EXERCISE OBJECTIVE
Set down, without alteration, the lines from the one that contains "What does this" through the final line of the material below.

** Begin RECORDS **

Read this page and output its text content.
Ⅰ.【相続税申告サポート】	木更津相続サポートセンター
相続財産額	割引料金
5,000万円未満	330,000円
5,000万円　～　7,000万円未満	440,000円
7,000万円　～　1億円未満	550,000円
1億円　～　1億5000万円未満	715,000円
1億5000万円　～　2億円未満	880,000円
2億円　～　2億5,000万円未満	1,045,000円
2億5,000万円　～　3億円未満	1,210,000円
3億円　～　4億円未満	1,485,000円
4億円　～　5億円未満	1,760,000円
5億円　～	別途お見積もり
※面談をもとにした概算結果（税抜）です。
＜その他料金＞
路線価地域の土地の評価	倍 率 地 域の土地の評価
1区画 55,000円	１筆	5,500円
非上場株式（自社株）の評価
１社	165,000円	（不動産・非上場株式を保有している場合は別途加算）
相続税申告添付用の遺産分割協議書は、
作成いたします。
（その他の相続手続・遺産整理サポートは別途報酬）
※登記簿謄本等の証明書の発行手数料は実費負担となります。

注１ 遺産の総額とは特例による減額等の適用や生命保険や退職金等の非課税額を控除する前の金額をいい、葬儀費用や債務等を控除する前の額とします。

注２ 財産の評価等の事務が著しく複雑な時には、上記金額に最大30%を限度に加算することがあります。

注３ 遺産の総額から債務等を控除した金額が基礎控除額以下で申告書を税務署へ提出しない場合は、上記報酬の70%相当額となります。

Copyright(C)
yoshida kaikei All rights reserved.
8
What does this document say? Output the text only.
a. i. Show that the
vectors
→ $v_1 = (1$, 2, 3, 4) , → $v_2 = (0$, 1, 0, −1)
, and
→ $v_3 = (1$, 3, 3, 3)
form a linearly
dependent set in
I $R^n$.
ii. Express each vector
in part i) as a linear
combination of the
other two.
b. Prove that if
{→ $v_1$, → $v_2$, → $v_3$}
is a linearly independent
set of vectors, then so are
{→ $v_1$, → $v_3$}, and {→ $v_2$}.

** End RECORDS **

OUTPUT OF THE EXERCISE
What does this document say? Output the text only.
a. i. Show that the
vectors
→ $v_1 = (1$, 2, 3, 4) , → $v_2 = (0$, 1, 0, −1)
, and
→ $v_3 = (1$, 3, 3, 3)
form a linearly
dependent set in
I $R^n$.
ii. Express each vector
in part i) as a linear
combination of the
other two.
b. Prove that if
{→ $v_1$, → $v_2$, → $v_3$}
is a linearly independent
set of vectors, then so are
{→ $v_1$, → $v_3$}, and {→ $v_2$}.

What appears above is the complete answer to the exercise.